- **Aim of the exercise**
Scan the listing below and copy every line holding "BITFINEX".

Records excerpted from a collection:
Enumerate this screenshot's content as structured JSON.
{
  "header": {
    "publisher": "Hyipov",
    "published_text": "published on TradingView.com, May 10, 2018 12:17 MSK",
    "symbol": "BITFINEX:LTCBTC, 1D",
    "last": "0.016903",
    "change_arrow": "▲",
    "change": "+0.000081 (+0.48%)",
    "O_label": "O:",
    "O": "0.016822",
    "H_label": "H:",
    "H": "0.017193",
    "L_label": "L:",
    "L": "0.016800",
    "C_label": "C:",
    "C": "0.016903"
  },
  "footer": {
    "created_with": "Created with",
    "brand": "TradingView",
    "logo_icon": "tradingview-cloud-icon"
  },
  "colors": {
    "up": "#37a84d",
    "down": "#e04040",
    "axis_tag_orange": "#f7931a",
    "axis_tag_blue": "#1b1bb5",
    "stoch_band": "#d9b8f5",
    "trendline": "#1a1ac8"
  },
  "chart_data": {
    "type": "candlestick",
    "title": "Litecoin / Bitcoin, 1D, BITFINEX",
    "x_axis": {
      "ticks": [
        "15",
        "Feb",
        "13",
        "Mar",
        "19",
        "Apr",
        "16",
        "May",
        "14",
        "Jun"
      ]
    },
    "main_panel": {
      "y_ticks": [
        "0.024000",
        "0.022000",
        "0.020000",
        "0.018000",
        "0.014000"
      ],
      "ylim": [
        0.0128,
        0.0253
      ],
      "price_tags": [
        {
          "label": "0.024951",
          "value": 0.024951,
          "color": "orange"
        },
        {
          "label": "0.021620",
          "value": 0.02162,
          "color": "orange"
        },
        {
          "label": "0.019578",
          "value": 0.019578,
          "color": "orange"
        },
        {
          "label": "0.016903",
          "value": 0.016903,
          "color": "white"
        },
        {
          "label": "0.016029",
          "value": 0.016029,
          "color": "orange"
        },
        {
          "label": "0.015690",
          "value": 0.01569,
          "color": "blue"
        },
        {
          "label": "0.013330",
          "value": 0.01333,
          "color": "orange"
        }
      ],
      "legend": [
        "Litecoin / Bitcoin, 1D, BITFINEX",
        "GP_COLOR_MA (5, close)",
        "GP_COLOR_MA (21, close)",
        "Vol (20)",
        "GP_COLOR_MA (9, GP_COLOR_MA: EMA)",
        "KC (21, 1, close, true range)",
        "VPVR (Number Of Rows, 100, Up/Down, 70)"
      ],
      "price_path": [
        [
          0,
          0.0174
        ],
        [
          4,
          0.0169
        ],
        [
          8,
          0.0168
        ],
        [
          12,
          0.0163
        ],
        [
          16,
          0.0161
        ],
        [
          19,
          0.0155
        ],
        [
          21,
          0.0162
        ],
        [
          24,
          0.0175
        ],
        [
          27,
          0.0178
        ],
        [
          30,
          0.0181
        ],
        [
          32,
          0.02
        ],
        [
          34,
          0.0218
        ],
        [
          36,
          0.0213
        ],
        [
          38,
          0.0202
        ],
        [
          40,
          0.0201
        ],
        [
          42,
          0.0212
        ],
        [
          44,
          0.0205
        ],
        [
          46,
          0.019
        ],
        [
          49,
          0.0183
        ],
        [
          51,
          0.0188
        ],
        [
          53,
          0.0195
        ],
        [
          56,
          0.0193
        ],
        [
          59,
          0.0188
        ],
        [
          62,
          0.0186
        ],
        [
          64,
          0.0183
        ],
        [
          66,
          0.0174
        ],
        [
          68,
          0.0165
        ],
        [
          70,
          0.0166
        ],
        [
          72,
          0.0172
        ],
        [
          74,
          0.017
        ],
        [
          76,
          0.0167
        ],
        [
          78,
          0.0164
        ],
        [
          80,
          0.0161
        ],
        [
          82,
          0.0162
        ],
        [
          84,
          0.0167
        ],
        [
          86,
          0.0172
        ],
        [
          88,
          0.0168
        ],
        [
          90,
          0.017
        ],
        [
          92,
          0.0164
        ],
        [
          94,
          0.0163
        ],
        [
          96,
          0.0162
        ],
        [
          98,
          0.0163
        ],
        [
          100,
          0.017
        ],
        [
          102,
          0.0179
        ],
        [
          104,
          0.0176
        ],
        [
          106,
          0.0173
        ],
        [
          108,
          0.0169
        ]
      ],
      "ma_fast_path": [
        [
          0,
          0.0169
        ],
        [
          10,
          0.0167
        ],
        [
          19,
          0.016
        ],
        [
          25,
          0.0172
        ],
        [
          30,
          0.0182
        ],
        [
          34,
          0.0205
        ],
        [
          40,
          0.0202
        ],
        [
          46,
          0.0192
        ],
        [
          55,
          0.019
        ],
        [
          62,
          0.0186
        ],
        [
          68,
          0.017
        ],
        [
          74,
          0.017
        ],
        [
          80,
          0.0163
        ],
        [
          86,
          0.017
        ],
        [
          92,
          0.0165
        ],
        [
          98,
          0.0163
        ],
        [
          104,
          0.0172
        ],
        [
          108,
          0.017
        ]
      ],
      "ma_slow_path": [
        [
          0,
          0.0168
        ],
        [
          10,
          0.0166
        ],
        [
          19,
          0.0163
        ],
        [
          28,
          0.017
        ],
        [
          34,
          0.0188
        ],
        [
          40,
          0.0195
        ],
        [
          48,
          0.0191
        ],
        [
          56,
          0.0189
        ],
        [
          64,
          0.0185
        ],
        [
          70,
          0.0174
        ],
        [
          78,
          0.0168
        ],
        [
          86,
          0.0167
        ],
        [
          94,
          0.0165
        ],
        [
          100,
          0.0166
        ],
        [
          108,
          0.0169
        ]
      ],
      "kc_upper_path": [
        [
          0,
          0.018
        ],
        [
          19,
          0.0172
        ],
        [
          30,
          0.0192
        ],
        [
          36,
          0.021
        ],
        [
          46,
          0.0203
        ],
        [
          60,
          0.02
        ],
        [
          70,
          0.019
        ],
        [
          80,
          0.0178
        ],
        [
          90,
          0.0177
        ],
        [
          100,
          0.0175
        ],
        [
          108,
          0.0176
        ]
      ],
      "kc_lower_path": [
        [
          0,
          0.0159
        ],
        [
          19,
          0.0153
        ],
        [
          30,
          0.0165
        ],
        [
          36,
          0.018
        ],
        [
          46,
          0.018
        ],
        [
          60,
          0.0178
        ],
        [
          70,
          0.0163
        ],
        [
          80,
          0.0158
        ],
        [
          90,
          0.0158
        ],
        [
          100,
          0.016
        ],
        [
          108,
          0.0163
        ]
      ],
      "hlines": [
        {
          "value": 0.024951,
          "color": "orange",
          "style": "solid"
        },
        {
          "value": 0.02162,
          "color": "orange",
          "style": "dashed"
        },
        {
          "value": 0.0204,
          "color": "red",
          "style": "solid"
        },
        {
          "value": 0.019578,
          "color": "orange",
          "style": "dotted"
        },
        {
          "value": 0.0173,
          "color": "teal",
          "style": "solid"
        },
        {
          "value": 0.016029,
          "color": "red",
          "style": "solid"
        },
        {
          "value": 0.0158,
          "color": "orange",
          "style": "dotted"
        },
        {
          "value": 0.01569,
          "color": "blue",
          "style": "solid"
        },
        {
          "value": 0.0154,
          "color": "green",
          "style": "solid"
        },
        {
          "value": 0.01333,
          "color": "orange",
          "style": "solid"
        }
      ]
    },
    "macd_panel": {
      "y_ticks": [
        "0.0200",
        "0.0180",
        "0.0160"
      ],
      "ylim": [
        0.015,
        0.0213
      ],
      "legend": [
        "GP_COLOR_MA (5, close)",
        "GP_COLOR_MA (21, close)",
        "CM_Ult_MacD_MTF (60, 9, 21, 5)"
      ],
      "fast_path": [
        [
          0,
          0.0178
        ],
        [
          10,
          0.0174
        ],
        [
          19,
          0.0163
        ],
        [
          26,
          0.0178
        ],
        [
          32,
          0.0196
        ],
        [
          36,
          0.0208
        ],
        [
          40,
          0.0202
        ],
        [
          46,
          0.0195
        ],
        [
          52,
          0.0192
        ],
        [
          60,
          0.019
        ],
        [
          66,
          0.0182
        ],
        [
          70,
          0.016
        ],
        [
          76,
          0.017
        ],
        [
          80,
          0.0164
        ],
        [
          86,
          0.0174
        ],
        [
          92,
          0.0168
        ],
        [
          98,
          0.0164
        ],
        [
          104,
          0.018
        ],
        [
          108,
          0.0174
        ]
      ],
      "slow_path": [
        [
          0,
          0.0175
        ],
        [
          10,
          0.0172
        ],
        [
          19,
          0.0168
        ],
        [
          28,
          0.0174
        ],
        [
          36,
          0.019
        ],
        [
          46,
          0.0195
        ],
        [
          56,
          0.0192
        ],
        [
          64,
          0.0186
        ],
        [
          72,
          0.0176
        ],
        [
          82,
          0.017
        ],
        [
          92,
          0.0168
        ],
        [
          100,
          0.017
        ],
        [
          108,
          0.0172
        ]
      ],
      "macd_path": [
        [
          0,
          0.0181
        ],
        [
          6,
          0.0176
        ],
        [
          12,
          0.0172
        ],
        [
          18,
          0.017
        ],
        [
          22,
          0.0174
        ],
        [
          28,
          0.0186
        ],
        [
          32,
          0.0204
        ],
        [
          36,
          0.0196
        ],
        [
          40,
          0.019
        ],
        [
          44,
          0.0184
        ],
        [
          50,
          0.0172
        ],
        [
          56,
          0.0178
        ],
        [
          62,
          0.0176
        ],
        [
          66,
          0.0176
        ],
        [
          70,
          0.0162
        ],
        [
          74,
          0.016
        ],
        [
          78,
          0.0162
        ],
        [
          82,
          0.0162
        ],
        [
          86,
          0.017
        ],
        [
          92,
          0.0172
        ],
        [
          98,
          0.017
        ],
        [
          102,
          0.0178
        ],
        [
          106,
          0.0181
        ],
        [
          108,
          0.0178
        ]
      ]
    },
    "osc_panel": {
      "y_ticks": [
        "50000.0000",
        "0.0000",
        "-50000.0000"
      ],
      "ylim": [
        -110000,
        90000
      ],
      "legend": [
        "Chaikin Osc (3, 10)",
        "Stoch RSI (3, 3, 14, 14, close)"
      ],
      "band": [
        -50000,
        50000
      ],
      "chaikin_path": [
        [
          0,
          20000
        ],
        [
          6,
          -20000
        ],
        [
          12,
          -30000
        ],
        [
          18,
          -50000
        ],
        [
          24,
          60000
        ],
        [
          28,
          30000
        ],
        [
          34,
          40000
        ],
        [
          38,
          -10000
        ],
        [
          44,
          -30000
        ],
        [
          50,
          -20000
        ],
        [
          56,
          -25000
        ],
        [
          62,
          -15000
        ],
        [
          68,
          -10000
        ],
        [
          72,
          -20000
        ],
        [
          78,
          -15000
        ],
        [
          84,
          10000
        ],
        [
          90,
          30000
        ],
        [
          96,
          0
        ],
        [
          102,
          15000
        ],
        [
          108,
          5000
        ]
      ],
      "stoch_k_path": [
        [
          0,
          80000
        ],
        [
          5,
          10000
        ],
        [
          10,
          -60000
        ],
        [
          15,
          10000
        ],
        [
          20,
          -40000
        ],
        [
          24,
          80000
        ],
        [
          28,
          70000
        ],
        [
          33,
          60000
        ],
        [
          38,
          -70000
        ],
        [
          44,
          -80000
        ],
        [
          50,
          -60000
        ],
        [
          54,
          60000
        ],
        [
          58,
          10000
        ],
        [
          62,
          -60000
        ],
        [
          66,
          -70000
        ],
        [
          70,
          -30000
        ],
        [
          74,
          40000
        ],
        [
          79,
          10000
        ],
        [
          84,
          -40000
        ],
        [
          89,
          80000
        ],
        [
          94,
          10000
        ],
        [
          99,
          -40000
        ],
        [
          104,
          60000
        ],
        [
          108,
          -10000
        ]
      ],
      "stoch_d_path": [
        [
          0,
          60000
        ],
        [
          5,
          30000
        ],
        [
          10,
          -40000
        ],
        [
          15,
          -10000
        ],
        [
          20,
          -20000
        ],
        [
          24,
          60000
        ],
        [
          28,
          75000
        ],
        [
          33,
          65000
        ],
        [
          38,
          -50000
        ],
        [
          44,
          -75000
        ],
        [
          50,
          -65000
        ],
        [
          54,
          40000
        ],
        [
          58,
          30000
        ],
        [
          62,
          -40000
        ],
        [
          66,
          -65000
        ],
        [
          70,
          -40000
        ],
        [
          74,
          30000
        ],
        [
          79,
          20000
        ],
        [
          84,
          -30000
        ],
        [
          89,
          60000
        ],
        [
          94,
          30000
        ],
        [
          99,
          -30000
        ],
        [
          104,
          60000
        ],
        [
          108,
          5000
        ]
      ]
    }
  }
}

- **Answer for this exercise**
    "symbol": "BITFINEX:LTCBTC, 1D",
    "title": "Litecoin / Bitcoin, 1D, BITFINEX",
        "Litecoin / Bitcoin, 1D, BITFINEX",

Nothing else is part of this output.